= RECORDS PROVIDED =

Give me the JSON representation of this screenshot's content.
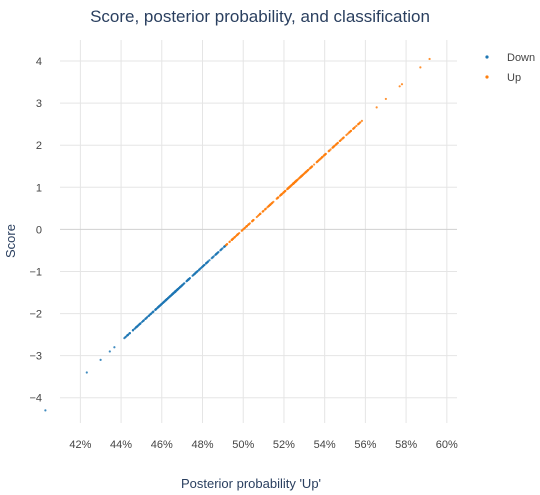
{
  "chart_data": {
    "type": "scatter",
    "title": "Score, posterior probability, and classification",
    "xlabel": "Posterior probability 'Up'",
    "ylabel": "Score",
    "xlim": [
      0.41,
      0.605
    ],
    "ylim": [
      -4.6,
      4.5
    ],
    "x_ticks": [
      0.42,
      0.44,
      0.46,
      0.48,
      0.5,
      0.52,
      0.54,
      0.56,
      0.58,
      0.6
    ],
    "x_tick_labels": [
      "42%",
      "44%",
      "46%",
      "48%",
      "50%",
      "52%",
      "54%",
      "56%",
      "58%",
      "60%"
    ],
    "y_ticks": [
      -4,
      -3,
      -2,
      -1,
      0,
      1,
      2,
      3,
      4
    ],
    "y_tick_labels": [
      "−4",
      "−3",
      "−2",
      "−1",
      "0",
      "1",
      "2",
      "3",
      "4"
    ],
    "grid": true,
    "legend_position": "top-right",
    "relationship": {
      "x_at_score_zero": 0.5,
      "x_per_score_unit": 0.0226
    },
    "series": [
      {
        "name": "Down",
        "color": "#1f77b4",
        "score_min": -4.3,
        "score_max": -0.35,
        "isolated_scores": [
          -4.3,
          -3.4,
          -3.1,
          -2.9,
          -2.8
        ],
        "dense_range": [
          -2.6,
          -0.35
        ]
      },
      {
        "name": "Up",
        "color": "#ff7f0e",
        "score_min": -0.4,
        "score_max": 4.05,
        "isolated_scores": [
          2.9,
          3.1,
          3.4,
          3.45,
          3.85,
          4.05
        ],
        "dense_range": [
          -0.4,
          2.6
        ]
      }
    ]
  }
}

= BRIEF =
All the material shown above is to be copied exactly, with no pictures carried over.

= RESPONSE =
Give me the JSON representation of this screenshot's content.
{
  "chart_data": {
    "type": "scatter",
    "title": "Score, posterior probability, and classification",
    "xlabel": "Posterior probability 'Up'",
    "ylabel": "Score",
    "xlim": [
      0.41,
      0.605
    ],
    "ylim": [
      -4.6,
      4.5
    ],
    "x_ticks": [
      0.42,
      0.44,
      0.46,
      0.48,
      0.5,
      0.52,
      0.54,
      0.56,
      0.58,
      0.6
    ],
    "x_tick_labels": [
      "42%",
      "44%",
      "46%",
      "48%",
      "50%",
      "52%",
      "54%",
      "56%",
      "58%",
      "60%"
    ],
    "y_ticks": [
      -4,
      -3,
      -2,
      -1,
      0,
      1,
      2,
      3,
      4
    ],
    "y_tick_labels": [
      "−4",
      "−3",
      "−2",
      "−1",
      "0",
      "1",
      "2",
      "3",
      "4"
    ],
    "grid": true,
    "legend_position": "top-right",
    "relationship": {
      "x_at_score_zero": 0.5,
      "x_per_score_unit": 0.0226
    },
    "series": [
      {
        "name": "Down",
        "color": "#1f77b4",
        "score_min": -4.3,
        "score_max": -0.35,
        "isolated_scores": [
          -4.3,
          -3.4,
          -3.1,
          -2.9,
          -2.8
        ],
        "dense_range": [
          -2.6,
          -0.35
        ]
      },
      {
        "name": "Up",
        "color": "#ff7f0e",
        "score_min": -0.4,
        "score_max": 4.05,
        "isolated_scores": [
          2.9,
          3.1,
          3.4,
          3.45,
          3.85,
          4.05
        ],
        "dense_range": [
          -0.4,
          2.6
        ]
      }
    ]
  }
}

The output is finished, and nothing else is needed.